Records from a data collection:

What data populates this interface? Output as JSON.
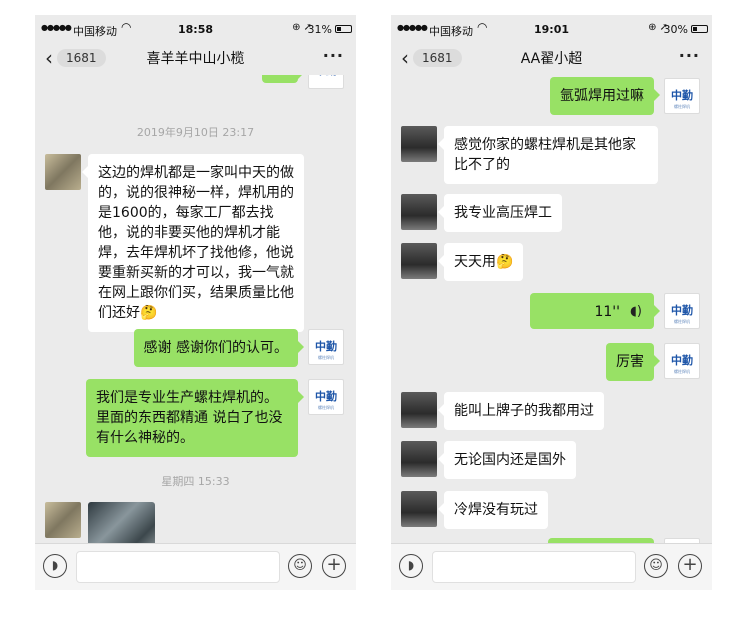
{
  "left": {
    "status": {
      "carrier": "中国移动",
      "time": "18:58",
      "battery_pct": "31%"
    },
    "nav": {
      "back_count": "1681",
      "title": "喜羊羊中山小榄"
    },
    "timestamps": [
      "2019年9月10日 23:17",
      "星期四 15:33"
    ],
    "messages": [
      "这边的焊机都是一家叫中天的做的，说的很神秘一样，焊机用的是1600的，每家工厂都去找他，说的非要买他的焊机才能焊，去年焊机坏了找他修，他说要重新买新的才可以，我一气就在网上跟你们买，结果质量比他们还好🤔",
      "感谢 感谢你们的认可。",
      "我们是专业生产螺柱焊机的。里面的东西都精通 说白了也没有什么神秘的。"
    ]
  },
  "right": {
    "status": {
      "carrier": "中国移动",
      "time": "19:01",
      "battery_pct": "30%"
    },
    "nav": {
      "back_count": "1681",
      "title": "AA翟小超"
    },
    "messages": [
      "氩弧焊用过嘛",
      "感觉你家的螺柱焊机是其他家比不了的",
      "我专业高压焊工",
      "天天用🤔",
      "11''",
      "厉害",
      "能叫上牌子的我都用过",
      "无论国内还是国外",
      "冷焊没有玩过"
    ]
  },
  "brand_avatar": {
    "logo": "中勤",
    "sub": "螺柱焊机"
  },
  "icons": {
    "back": "chevron-left-icon",
    "more": "more-dots-icon",
    "voice": "voice-input-icon",
    "emoji": "emoji-icon",
    "plus": "plus-icon",
    "wifi": "wifi-icon",
    "voice_wave": "voice-wave-icon"
  },
  "colors": {
    "outgoing_bubble": "#98e165",
    "incoming_bubble": "#ffffff",
    "chat_bg": "#ebebeb"
  }
}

§ **WRITTEN PROBLEM**:
From the entries above, extract each line containing "voice".

§ **ANSWER BELOW**:
    "voice": "voice-input-icon",
    "voice_wave": "voice-wave-icon"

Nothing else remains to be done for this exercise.